_AIM OF THE TASK_:
Collect every line of the records below that contains the word "CAPACITY".

______________________________

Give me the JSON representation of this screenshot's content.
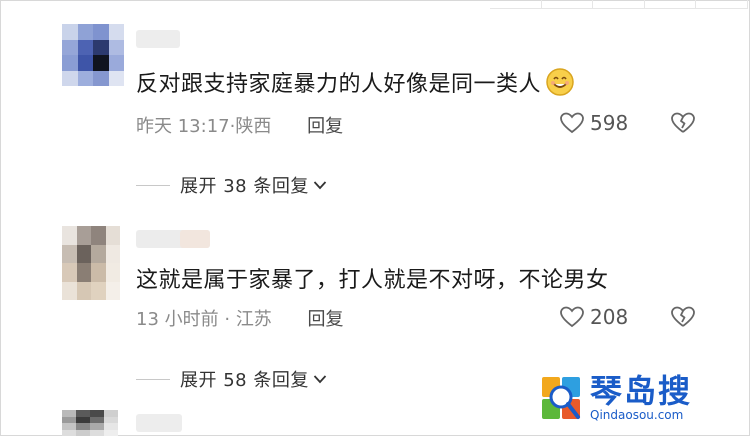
{
  "comments": [
    {
      "text": "反对跟支持家庭暴力的人好像是同一类人",
      "time": "昨天 13:17",
      "location": "陕西",
      "reply_label": "回复",
      "likes": "598",
      "has_emoji": true,
      "expand_label": "展开 38 条回复"
    },
    {
      "text": "这就是属于家暴了，打人就是不对呀，不论男女",
      "time": "13 小时前",
      "location": "江苏",
      "reply_label": "回复",
      "likes": "208",
      "expand_label": "展开 58 条回复"
    }
  ],
  "watermark": {
    "title": "琴岛搜",
    "url": "Qindaosou.com"
  },
  "colors": {
    "text": "#1a1a1a",
    "meta": "#8a8a8a",
    "watermark": "#1a5cc8"
  }
}
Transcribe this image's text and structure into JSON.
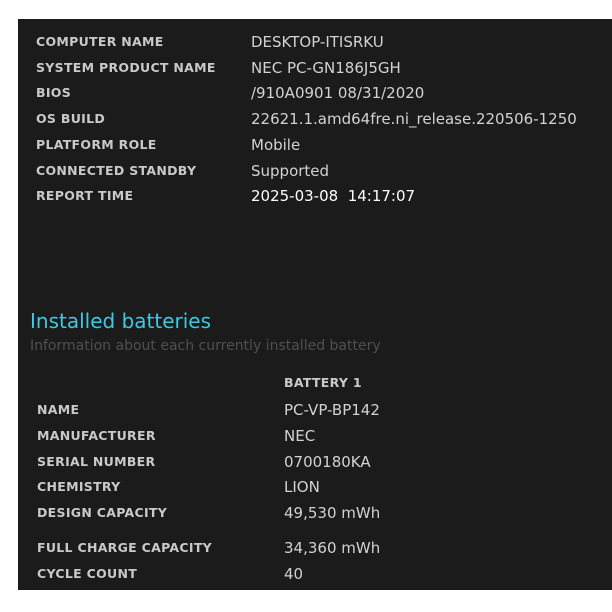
{
  "system_info": [
    {
      "key": "COMPUTER NAME",
      "value": "DESKTOP-ITISRKU"
    },
    {
      "key": "SYSTEM PRODUCT NAME",
      "value": "NEC PC-GN186J5GH"
    },
    {
      "key": "BIOS",
      "value": "/910A0901 08/31/2020"
    },
    {
      "key": "OS BUILD",
      "value": "22621.1.amd64fre.ni_release.220506-1250"
    },
    {
      "key": "PLATFORM ROLE",
      "value": "Mobile"
    },
    {
      "key": "CONNECTED STANDBY",
      "value": "Supported"
    },
    {
      "key": "REPORT TIME",
      "value": "2025-03-08  14:17:07"
    }
  ],
  "installed_batteries": {
    "title": "Installed batteries",
    "subtitle": "Information about each currently installed battery",
    "column_header": "BATTERY 1",
    "rows": [
      {
        "key": "NAME",
        "value": "PC-VP-BP142"
      },
      {
        "key": "MANUFACTURER",
        "value": "NEC"
      },
      {
        "key": "SERIAL NUMBER",
        "value": "0700180KA"
      },
      {
        "key": "CHEMISTRY",
        "value": "LION"
      },
      {
        "key": "DESIGN CAPACITY",
        "value": "49,530 mWh"
      },
      {
        "key": "FULL CHARGE CAPACITY",
        "value": "34,360 mWh"
      },
      {
        "key": "CYCLE COUNT",
        "value": "40"
      }
    ]
  },
  "colors": {
    "background": "#1b1b1b",
    "section_title": "#3ec9e0",
    "subtitle": "#4f4f4f",
    "label": "#c9c9c9",
    "value": "#d2d2d2"
  }
}
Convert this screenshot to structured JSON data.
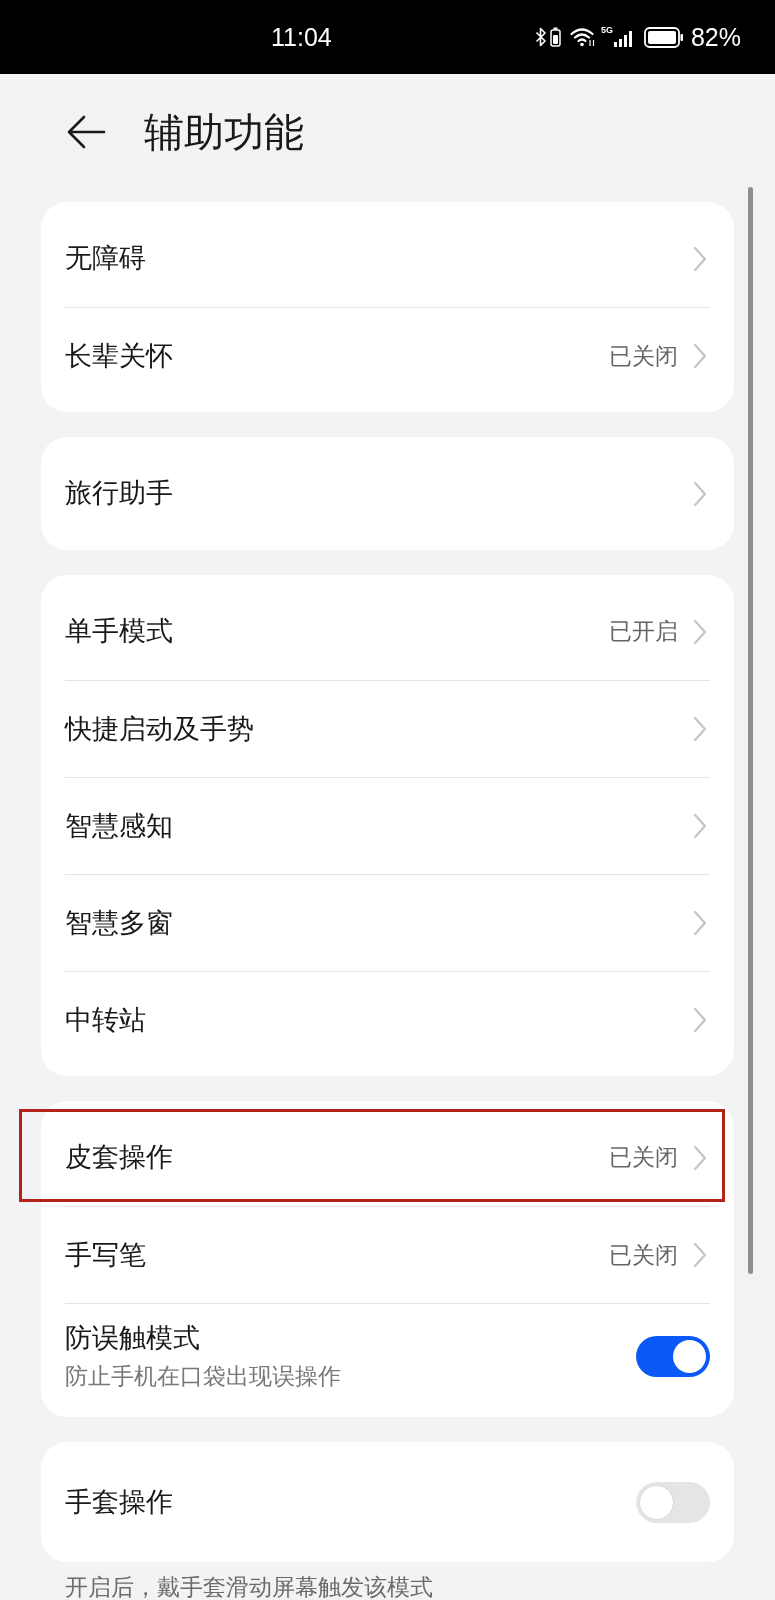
{
  "status_bar": {
    "time": "11:04",
    "network": "5G",
    "battery": "82%"
  },
  "header": {
    "title": "辅助功能"
  },
  "groups": [
    {
      "items": [
        {
          "kind": "link",
          "label": "无障碍",
          "highlighted": false
        },
        {
          "kind": "link",
          "label": "长辈关怀",
          "value": "已关闭",
          "highlighted": false
        }
      ]
    },
    {
      "items": [
        {
          "kind": "link",
          "label": "旅行助手",
          "highlighted": false
        }
      ]
    },
    {
      "items": [
        {
          "kind": "link",
          "label": "单手模式",
          "value": "已开启",
          "highlighted": false
        },
        {
          "kind": "link",
          "label": "快捷启动及手势",
          "highlighted": false
        },
        {
          "kind": "link",
          "label": "智慧感知",
          "highlighted": false
        },
        {
          "kind": "link",
          "label": "智慧多窗",
          "highlighted": false
        },
        {
          "kind": "link",
          "label": "中转站",
          "highlighted": false
        }
      ]
    },
    {
      "items": [
        {
          "kind": "link",
          "label": "皮套操作",
          "value": "已关闭",
          "highlighted": true
        },
        {
          "kind": "link",
          "label": "手写笔",
          "value": "已关闭",
          "highlighted": false
        },
        {
          "kind": "toggle",
          "label": "防误触模式",
          "description": "防止手机在口袋出现误操作",
          "on": true,
          "highlighted": false
        }
      ]
    },
    {
      "items": [
        {
          "kind": "toggle",
          "label": "手套操作",
          "on": false,
          "highlighted": false
        }
      ],
      "footnote": "开启后，戴手套滑动屏幕触发该模式"
    }
  ]
}
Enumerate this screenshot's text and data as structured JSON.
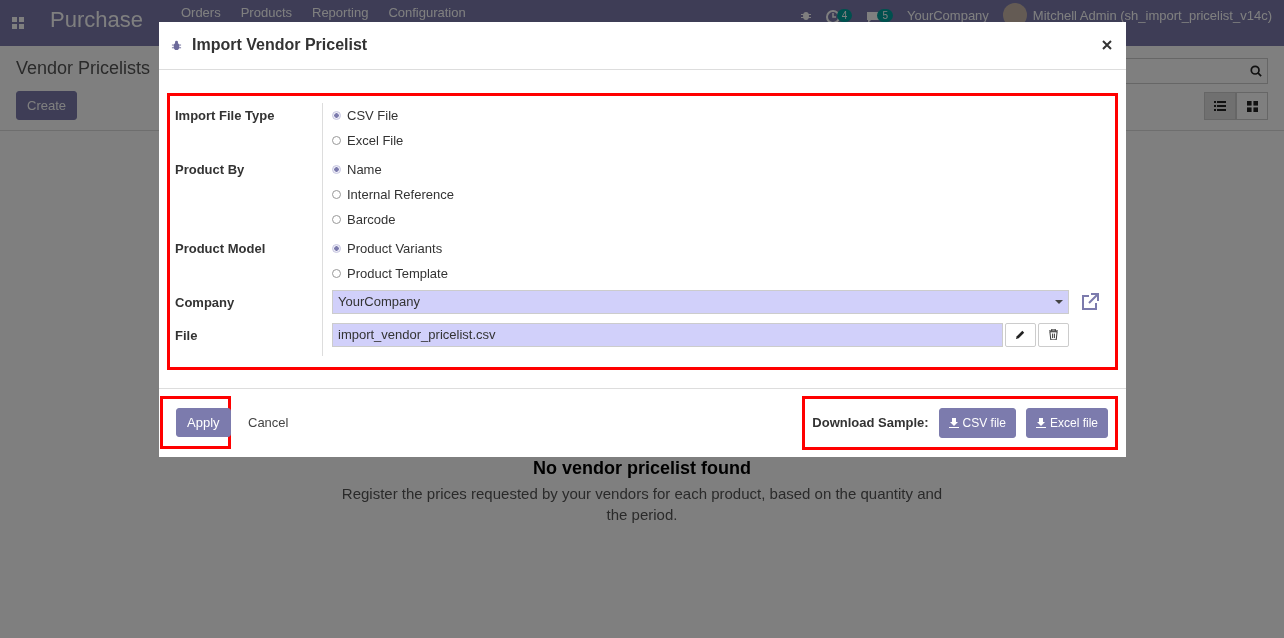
{
  "navbar": {
    "app_name": "Purchase",
    "menus": [
      "Orders",
      "Products",
      "Reporting",
      "Configuration"
    ],
    "activity_count": "4",
    "message_count": "5",
    "company": "YourCompany",
    "user": "Mitchell Admin (sh_import_pricelist_v14c)"
  },
  "control_panel": {
    "title": "Vendor Pricelists",
    "create_button": "Create",
    "views": [
      {
        "kind": "list",
        "selected": true
      },
      {
        "kind": "kanban",
        "selected": false
      }
    ]
  },
  "empty_state": {
    "title": "No vendor pricelist found",
    "text": "Register the prices requested by your vendors for each product, based on the quantity and the period."
  },
  "dialog": {
    "title": "Import Vendor Pricelist",
    "fields": [
      {
        "label": "Import File Type",
        "kind": "radio",
        "options": [
          {
            "label": "CSV File",
            "selected": true
          },
          {
            "label": "Excel File",
            "selected": false
          }
        ]
      },
      {
        "label": "Product By",
        "kind": "radio",
        "options": [
          {
            "label": "Name",
            "selected": true
          },
          {
            "label": "Internal Reference",
            "selected": false
          },
          {
            "label": "Barcode",
            "selected": false
          }
        ]
      },
      {
        "label": "Product Model",
        "kind": "radio",
        "options": [
          {
            "label": "Product Variants",
            "selected": true
          },
          {
            "label": "Product Template",
            "selected": false
          }
        ]
      },
      {
        "label": "Company",
        "kind": "select",
        "value": "YourCompany"
      },
      {
        "label": "File",
        "kind": "file",
        "value": "import_vendor_pricelist.csv"
      }
    ],
    "apply_button": "Apply",
    "cancel_button": "Cancel",
    "download_label": "Download Sample:",
    "download_buttons": [
      "CSV file",
      "Excel file"
    ]
  }
}
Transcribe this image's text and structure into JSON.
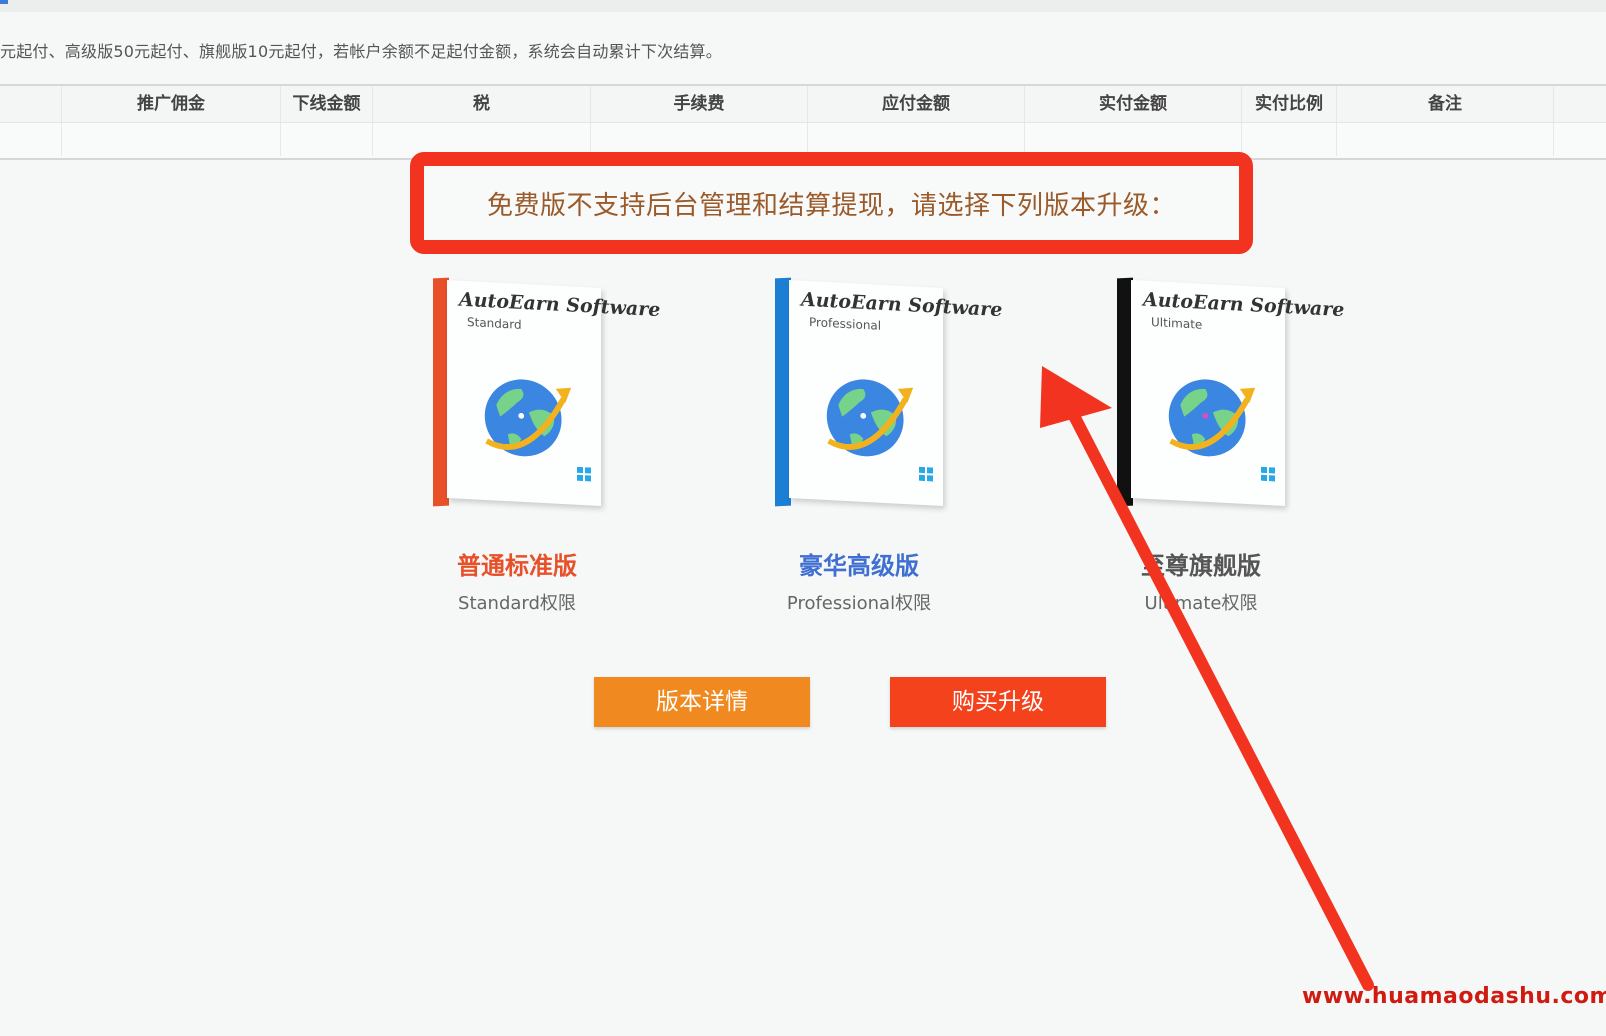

______________________________

_SOLUTION TO THIS TASK_:
        "key": "DESIGN CAPACITY",
        "key": "FULL CHARGE CAPACITY",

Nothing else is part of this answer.